Kurze Aufgabe 1> Wie viele Jahre lang wurden laut dem Textauszug über die Kirchen in Russland alle Konfessionen verfolgt?

Während sich die Kirchen West-Europas im 20. Jahrhundert freier entwickeln konnten, wurden in Russland religiöse und ökumenische Bemühungen über Jahrzehnte hinweg unterdrückt. Auch deshalb sei die Annäherung der orthodoxen und katholischen Kirche teilweise schwierig verlaufen. Werth:

„Wir lebten 70 Jahre in einem Land, in dem alle Konfessionen verfolgt wurden. Man durfte in dieser Zeit keine offiziellen Beziehungen untereinander haben. Derzeit hat man in Europa, in der „anderen freien Welt", ökumenische Beziehungen aufgebaut. Wenn bei uns solche Beziehungen aufgebaut wurden, dann ging das von der Partei aus, um dem Westen zu zeigen, dass bei uns „Religionsfreiheit“ herrscht. Heute fangen wir neu an, und die ersten Schritte sind ja immer die schwierigsten. Deshalb hat es in den 90er Jahren zuletzt viele Probleme gegeben zwischen orthodoxer und katholischer Kirche. In den letzten Jahren ist es aber doch besser geworden."

Nach dem Fall des Eisernen Vorhangs habe es in Russland einen regelrechten Aufschwung der Religion gegeben. In Moskau erprobe man zum Beispiel schon seit einigen Jahren den Religionsunterricht an Schulen. An diese Entwicklung müsse man jetzt „ernsthaft" anknüpfen. Der Bischof:

„Auf einmal kam die Freiheit, und da gab es eine Welle der Begeisterung. Das war aber nur vorübergehend – wie auch die anderen Länder des Ostblocks zeigen – und so ist diese Begeisterung bei uns schon vorbei. Jetzt fängt eine ernste Arbeit an. In der orthodoxen Kirche war anfangs die Vorbereitung der Menschen auf die Sakramente sehr schwach ausgeprägt. Das nennen wir in der katholischen Kirche Katechisierung. Diese Vorbereitung ist heute in der orthodoxen Kirche schon viel besser geworden. Viele Priester bereiten etwa die Leute auf die Taufe vor; vielleicht nicht so lange wie in der katholischen Kirche, aber immerhin wird inzwischen wenig ohne Vorbereitung getauft."

Kurze Aufgabe 2> Ersetze in den Einträgen alles vom Anfang bis hinunter zur Zeile mit „slider-handle[interactable] bbox=[1825, 376, 1843, 395]“ (beide Enden eingeschlossen) das Wort „point“ durch „Punkt“. Gib nur diese Zeilen wieder und lass alles andere unverändert.

Räumliche Annotationsdatensätze>

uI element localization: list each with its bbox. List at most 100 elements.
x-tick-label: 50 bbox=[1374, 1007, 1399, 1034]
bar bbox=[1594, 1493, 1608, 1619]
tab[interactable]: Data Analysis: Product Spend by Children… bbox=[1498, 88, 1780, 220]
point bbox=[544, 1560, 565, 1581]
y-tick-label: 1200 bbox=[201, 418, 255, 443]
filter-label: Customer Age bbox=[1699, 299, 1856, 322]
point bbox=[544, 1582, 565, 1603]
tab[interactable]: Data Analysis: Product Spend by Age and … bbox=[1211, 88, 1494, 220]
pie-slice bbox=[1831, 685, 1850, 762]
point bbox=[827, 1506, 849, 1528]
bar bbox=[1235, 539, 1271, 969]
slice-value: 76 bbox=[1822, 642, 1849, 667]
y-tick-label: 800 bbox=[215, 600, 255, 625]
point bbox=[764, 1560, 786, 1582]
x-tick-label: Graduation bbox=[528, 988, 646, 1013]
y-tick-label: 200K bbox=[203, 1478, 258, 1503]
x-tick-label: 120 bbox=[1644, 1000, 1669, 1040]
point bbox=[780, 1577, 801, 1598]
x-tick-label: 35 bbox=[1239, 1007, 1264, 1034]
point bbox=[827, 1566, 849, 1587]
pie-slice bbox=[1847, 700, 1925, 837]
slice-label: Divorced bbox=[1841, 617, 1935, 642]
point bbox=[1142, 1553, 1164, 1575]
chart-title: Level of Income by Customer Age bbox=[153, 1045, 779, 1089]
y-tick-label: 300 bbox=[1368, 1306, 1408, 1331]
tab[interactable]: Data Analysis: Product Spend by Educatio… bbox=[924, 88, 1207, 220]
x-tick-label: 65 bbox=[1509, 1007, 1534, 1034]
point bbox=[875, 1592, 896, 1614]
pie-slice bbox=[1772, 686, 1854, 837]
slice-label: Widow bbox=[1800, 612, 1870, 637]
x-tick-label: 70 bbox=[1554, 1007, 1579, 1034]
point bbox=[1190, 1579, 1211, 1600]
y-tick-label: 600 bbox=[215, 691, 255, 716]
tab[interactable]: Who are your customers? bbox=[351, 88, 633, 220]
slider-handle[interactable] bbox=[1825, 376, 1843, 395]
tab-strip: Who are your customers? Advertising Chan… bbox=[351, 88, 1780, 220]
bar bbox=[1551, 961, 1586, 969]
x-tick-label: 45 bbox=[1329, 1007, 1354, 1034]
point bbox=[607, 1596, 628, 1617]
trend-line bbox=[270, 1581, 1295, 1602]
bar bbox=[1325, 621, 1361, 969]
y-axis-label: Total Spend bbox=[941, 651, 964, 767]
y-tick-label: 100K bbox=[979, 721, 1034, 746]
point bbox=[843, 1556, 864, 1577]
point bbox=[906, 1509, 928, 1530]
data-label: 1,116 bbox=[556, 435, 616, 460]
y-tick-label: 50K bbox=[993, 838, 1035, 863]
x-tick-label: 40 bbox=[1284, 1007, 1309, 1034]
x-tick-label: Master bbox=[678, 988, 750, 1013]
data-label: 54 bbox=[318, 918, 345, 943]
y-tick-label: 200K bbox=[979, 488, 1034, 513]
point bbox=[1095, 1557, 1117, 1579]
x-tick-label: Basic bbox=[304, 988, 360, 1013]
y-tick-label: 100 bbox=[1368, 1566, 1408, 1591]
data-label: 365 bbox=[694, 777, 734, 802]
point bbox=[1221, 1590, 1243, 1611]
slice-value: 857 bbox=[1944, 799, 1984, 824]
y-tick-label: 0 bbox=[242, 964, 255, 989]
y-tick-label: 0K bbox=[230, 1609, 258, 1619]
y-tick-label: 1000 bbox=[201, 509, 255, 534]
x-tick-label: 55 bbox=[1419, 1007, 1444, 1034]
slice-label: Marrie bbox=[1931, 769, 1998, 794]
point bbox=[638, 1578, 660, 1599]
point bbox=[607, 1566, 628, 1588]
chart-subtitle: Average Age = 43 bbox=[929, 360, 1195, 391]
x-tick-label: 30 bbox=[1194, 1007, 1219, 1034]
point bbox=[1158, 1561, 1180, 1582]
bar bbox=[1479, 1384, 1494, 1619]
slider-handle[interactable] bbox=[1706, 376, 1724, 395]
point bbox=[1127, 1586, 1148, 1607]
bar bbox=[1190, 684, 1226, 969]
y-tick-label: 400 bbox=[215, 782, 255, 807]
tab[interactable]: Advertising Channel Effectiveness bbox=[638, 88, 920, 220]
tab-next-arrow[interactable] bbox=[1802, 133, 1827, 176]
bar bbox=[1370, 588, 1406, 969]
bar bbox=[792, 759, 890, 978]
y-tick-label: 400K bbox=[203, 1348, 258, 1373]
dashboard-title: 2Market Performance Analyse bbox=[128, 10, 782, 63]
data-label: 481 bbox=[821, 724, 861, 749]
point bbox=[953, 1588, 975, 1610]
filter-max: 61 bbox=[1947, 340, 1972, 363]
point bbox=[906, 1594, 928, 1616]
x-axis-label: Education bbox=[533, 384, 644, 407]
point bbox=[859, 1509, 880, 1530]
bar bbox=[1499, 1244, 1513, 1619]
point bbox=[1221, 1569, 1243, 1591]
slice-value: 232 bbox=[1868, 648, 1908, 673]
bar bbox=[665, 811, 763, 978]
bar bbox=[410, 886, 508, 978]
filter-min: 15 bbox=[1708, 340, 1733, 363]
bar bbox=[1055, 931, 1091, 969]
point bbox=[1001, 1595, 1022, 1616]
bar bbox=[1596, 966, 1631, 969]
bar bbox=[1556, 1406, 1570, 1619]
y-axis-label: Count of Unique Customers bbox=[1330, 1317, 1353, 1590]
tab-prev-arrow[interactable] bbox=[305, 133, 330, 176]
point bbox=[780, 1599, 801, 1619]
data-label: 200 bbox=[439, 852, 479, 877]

Erwartete Antwort 1> 70 Jahre lang.

Erwartete Antwort 2>
uI element localization: list each with its bbox. List at most 100 elements.
x-tick-label: 50 bbox=[1374, 1007, 1399, 1034]
bar bbox=[1594, 1493, 1608, 1619]
tab[interactable]: Data Analysis: Product Spend by Children… bbox=[1498, 88, 1780, 220]
Punkt bbox=[544, 1560, 565, 1581]
y-tick-label: 1200 bbox=[201, 418, 255, 443]
filter-label: Customer Age bbox=[1699, 299, 1856, 322]
Punkt bbox=[544, 1582, 565, 1603]
tab[interactable]: Data Analysis: Product Spend by Age and … bbox=[1211, 88, 1494, 220]
pie-slice bbox=[1831, 685, 1850, 762]
Punkt bbox=[827, 1506, 849, 1528]
bar bbox=[1235, 539, 1271, 969]
slice-value: 76 bbox=[1822, 642, 1849, 667]
y-tick-label: 800 bbox=[215, 600, 255, 625]
Punkt bbox=[764, 1560, 786, 1582]
x-tick-label: Graduation bbox=[528, 988, 646, 1013]
y-tick-label: 200K bbox=[203, 1478, 258, 1503]
x-tick-label: 120 bbox=[1644, 1000, 1669, 1040]
Punkt bbox=[780, 1577, 801, 1598]
x-tick-label: 35 bbox=[1239, 1007, 1264, 1034]
Punkt bbox=[827, 1566, 849, 1587]
pie-slice bbox=[1847, 700, 1925, 837]
slice-label: Divorced bbox=[1841, 617, 1935, 642]
Punkt bbox=[1142, 1553, 1164, 1575]
chart-title: Level of Income by Customer Age bbox=[153, 1045, 779, 1089]
y-tick-label: 300 bbox=[1368, 1306, 1408, 1331]
tab[interactable]: Data Analysis: Product Spend by Educatio… bbox=[924, 88, 1207, 220]
x-tick-label: 65 bbox=[1509, 1007, 1534, 1034]
Punkt bbox=[875, 1592, 896, 1614]
pie-slice bbox=[1772, 686, 1854, 837]
slice-label: Widow bbox=[1800, 612, 1870, 637]
x-tick-label: 70 bbox=[1554, 1007, 1579, 1034]
Punkt bbox=[1190, 1579, 1211, 1600]
y-tick-label: 600 bbox=[215, 691, 255, 716]
tab[interactable]: Who are your customers? bbox=[351, 88, 633, 220]
slider-handle[interactable] bbox=[1825, 376, 1843, 395]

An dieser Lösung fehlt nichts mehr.